• WHAT YOU NEED TO DO: Work out how many lines in the entries below include the word "washer". Give nothing but the number.

• INFORMATION GIVEN:
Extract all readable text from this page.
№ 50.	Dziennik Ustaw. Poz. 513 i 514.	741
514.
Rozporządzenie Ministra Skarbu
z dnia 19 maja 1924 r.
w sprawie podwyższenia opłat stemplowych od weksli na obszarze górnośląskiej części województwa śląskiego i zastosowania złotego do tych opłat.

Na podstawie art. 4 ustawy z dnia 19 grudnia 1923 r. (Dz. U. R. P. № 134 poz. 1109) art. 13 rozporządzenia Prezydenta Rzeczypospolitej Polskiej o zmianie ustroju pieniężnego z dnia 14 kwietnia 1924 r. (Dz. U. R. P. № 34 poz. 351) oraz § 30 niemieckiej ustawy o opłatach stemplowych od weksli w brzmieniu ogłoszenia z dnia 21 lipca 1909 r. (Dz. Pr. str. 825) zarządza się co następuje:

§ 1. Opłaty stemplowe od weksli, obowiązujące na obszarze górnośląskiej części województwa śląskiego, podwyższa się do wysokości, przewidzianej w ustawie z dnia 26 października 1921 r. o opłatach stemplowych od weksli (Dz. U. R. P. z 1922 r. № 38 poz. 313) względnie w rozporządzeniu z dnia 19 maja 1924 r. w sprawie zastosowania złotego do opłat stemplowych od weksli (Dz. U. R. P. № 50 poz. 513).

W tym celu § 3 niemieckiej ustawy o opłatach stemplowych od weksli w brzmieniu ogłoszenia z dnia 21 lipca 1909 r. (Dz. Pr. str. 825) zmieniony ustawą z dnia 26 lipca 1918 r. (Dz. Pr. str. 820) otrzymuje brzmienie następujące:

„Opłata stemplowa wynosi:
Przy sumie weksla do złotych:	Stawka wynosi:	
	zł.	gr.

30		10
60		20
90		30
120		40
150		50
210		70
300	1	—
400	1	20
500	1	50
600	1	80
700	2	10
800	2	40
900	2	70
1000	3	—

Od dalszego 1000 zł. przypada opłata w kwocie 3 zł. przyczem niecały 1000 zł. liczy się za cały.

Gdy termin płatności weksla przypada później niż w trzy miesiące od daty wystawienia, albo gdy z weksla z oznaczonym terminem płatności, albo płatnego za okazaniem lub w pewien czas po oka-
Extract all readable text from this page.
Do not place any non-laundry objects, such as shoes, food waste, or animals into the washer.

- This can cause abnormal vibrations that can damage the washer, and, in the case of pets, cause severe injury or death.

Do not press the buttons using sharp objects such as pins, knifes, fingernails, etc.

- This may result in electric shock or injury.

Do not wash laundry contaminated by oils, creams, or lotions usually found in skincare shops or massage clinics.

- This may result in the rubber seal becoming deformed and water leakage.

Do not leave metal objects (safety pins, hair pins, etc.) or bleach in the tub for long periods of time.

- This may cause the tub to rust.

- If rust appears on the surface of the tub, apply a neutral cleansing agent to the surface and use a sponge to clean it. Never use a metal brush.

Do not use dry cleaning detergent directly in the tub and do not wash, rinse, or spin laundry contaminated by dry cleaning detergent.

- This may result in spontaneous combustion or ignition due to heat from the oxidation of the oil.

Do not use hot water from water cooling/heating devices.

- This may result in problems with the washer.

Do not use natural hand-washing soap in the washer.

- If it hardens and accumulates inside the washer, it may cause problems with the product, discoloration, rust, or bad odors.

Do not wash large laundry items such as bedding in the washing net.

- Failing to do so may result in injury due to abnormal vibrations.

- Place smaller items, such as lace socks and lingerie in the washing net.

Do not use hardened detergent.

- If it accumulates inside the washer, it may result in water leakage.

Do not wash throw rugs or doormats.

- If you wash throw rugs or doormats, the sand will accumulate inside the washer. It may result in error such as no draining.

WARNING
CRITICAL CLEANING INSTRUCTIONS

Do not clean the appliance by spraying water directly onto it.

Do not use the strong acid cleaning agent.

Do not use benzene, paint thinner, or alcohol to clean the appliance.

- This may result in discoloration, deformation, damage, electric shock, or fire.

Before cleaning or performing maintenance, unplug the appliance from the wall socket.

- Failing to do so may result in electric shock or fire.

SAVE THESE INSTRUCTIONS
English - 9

• OUTPUT OF THE EXERCISE: 7